-- Begin Information supplied --

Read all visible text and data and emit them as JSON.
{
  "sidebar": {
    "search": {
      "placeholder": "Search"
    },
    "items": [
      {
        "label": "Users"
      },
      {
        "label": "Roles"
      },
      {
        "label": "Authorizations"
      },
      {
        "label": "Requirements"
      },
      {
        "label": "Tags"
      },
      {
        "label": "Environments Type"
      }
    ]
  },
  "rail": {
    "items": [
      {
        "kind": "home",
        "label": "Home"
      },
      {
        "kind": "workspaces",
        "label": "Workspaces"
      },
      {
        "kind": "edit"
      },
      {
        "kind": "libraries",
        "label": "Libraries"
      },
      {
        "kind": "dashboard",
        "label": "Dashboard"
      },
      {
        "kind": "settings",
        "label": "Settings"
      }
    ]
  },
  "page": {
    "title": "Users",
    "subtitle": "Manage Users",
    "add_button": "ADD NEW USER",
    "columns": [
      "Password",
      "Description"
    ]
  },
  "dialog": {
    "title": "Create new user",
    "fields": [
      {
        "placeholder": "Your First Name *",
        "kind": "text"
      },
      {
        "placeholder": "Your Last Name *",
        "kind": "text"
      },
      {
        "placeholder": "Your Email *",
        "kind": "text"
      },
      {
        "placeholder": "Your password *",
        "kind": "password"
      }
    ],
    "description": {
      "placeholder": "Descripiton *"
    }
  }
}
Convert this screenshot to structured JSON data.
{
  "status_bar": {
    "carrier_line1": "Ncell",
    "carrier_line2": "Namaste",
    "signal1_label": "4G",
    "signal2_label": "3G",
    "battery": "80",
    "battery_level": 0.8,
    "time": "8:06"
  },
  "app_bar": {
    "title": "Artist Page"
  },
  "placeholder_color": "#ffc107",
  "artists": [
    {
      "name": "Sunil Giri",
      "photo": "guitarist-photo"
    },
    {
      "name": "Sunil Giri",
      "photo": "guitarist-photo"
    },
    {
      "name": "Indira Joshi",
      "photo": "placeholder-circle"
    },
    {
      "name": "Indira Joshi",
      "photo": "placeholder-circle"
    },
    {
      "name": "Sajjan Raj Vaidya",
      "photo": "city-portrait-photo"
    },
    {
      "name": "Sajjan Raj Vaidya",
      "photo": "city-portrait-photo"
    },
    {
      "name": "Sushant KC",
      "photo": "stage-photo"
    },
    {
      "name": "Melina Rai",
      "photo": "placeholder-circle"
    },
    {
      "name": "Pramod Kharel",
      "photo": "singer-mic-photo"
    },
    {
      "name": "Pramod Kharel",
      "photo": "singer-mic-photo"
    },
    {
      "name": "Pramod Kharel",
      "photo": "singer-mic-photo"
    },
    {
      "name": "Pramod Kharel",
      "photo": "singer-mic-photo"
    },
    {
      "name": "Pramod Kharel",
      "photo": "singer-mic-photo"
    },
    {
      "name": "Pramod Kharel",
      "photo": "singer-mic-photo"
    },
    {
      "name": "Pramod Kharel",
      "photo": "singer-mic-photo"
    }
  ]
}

-- End Information supplied --

Work instructions:
Word for word, write out the data.

Complete output:
Read all visible text and data and emit them as JSON.
{
  "sidebar": {
    "search": {
      "placeholder": "Search"
    },
    "items": [
      {
        "label": "Users"
      },
      {
        "label": "Roles"
      },
      {
        "label": "Authorizations"
      },
      {
        "label": "Requirements"
      },
      {
        "label": "Tags"
      },
      {
        "label": "Environments Type"
      }
    ]
  },
  "rail": {
    "items": [
      {
        "kind": "home",
        "label": "Home"
      },
      {
        "kind": "workspaces",
        "label": "Workspaces"
      },
      {
        "kind": "edit"
      },
      {
        "kind": "libraries",
        "label": "Libraries"
      },
      {
        "kind": "dashboard",
        "label": "Dashboard"
      },
      {
        "kind": "settings",
        "label": "Settings"
      }
    ]
  },
  "page": {
    "title": "Users",
    "subtitle": "Manage Users",
    "add_button": "ADD NEW USER",
    "columns": [
      "Password",
      "Description"
    ]
  },
  "dialog": {
    "title": "Create new user",
    "fields": [
      {
        "placeholder": "Your First Name *",
        "kind": "text"
      },
      {
        "placeholder": "Your Last Name *",
        "kind": "text"
      },
      {
        "placeholder": "Your Email *",
        "kind": "text"
      },
      {
        "placeholder": "Your password *",
        "kind": "password"
      }
    ],
    "description": {
      "placeholder": "Descripiton *"
    }
  }
}
Convert this screenshot to structured JSON data.
{
  "status_bar": {
    "carrier_line1": "Ncell",
    "carrier_line2": "Namaste",
    "signal1_label": "4G",
    "signal2_label": "3G",
    "battery": "80",
    "battery_level": 0.8,
    "time": "8:06"
  },
  "app_bar": {
    "title": "Artist Page"
  },
  "placeholder_color": "#ffc107",
  "artists": [
    {
      "name": "Sunil Giri",
      "photo": "guitarist-photo"
    },
    {
      "name": "Sunil Giri",
      "photo": "guitarist-photo"
    },
    {
      "name": "Indira Joshi",
      "photo": "placeholder-circle"
    },
    {
      "name": "Indira Joshi",
      "photo": "placeholder-circle"
    },
    {
      "name": "Sajjan Raj Vaidya",
      "photo": "city-portrait-photo"
    },
    {
      "name": "Sajjan Raj Vaidya",
      "photo": "city-portrait-photo"
    },
    {
      "name": "Sushant KC",
      "photo": "stage-photo"
    },
    {
      "name": "Melina Rai",
      "photo": "placeholder-circle"
    },
    {
      "name": "Pramod Kharel",
      "photo": "singer-mic-photo"
    },
    {
      "name": "Pramod Kharel",
      "photo": "singer-mic-photo"
    },
    {
      "name": "Pramod Kharel",
      "photo": "singer-mic-photo"
    },
    {
      "name": "Pramod Kharel",
      "photo": "singer-mic-photo"
    },
    {
      "name": "Pramod Kharel",
      "photo": "singer-mic-photo"
    },
    {
      "name": "Pramod Kharel",
      "photo": "singer-mic-photo"
    },
    {
      "name": "Pramod Kharel",
      "photo": "singer-mic-photo"
    }
  ]
}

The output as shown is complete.